◆ **EXERCISE DIRECTIONS**: From the entries below, copy every line where the string "this" appears.

◆ **TASK INPUTS**:

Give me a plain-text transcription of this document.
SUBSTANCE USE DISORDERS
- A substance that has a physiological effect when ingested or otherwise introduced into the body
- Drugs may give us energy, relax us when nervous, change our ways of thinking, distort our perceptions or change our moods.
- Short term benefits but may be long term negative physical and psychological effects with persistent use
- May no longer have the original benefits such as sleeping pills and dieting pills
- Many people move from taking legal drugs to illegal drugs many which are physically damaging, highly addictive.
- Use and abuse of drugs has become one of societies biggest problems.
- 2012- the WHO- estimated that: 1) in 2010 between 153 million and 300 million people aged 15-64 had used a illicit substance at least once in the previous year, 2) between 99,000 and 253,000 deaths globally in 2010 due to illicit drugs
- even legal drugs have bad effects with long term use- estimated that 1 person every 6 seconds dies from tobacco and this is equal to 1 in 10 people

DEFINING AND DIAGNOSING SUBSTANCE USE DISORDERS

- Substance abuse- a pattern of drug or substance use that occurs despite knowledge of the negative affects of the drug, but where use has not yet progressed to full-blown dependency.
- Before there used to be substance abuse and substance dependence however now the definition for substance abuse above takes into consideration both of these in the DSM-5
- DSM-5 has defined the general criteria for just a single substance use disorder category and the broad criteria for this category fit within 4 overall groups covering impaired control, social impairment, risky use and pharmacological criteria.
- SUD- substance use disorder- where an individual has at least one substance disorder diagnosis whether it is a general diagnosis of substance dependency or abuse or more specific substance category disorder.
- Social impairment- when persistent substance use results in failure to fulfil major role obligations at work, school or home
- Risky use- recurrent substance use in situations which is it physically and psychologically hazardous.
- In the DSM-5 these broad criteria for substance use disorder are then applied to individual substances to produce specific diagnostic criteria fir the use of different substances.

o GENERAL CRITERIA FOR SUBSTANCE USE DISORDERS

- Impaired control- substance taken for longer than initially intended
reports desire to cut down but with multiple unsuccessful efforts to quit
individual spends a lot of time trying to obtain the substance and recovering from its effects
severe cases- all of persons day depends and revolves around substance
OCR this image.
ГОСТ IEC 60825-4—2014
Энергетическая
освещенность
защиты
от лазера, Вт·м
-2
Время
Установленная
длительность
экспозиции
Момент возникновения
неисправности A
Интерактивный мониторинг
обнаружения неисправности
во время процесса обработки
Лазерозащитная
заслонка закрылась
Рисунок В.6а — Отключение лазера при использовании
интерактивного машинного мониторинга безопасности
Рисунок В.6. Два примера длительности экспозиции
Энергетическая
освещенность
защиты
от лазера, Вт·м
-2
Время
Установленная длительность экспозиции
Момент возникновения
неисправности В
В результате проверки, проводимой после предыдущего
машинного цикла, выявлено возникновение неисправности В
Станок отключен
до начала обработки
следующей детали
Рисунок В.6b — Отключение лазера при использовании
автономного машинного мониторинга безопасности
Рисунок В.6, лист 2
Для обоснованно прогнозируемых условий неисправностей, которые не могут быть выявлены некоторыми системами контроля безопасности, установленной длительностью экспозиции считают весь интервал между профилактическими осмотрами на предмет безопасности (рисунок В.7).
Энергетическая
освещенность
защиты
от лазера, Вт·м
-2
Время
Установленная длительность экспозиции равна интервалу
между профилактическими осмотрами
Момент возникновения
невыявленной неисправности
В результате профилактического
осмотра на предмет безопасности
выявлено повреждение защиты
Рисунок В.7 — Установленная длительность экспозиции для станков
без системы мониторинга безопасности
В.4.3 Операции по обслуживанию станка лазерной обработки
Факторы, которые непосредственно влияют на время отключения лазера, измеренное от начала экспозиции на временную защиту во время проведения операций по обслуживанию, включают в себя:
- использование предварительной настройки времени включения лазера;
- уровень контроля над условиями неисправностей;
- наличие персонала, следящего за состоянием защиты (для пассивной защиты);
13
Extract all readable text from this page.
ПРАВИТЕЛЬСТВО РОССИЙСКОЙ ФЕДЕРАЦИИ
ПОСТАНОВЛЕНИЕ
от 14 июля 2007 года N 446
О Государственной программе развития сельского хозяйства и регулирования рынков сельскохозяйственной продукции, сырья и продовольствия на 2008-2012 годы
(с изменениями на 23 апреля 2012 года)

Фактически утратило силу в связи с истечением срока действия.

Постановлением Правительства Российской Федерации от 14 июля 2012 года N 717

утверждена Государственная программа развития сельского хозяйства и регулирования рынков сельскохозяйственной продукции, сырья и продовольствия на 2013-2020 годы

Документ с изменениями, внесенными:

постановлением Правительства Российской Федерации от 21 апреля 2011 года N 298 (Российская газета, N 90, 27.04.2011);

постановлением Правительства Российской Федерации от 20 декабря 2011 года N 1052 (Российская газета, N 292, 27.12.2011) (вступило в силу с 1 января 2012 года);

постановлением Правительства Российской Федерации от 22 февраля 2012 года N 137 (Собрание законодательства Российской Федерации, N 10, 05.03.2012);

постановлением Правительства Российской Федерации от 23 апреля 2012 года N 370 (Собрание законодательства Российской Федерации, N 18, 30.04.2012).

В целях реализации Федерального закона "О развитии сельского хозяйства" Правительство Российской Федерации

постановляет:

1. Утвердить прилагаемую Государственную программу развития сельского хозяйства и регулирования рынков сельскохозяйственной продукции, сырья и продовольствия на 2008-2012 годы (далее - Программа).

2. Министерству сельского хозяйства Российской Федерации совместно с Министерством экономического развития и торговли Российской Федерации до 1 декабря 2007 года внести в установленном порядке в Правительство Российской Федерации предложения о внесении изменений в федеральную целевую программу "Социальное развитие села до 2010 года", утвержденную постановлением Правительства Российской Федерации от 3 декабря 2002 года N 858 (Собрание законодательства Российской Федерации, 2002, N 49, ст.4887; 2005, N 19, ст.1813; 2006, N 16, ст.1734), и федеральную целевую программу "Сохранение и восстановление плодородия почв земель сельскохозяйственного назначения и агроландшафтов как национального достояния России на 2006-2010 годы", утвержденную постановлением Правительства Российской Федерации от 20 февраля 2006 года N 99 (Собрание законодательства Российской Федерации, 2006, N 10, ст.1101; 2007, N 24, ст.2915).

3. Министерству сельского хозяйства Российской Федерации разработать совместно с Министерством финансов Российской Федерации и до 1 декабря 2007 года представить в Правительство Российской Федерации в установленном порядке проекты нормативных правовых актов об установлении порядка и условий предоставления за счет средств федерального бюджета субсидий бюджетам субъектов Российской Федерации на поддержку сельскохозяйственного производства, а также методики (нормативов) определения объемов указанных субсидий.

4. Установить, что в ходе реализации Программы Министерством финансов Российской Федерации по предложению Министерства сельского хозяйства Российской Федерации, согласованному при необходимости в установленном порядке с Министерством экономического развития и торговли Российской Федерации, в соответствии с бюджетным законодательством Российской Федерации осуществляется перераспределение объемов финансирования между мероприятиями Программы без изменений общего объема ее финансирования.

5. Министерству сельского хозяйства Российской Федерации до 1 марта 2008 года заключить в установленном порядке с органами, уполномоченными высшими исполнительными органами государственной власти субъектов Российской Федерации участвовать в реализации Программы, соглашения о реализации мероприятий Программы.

◆ **EXERCISE RESULT**:
Give me a plain-text transcription of this document.
- even legal drugs have bad effects with long term use- estimated that 1 person every 6 seconds dies from tobacco and this is equal to 1 in 10 people
- DSM-5 has defined the general criteria for just a single substance use disorder category and the broad criteria for this category fit within 4 overall groups covering impaired control, social impairment, risky use and pharmacological criteria.
OCR this image.
Extract all readable text from this page.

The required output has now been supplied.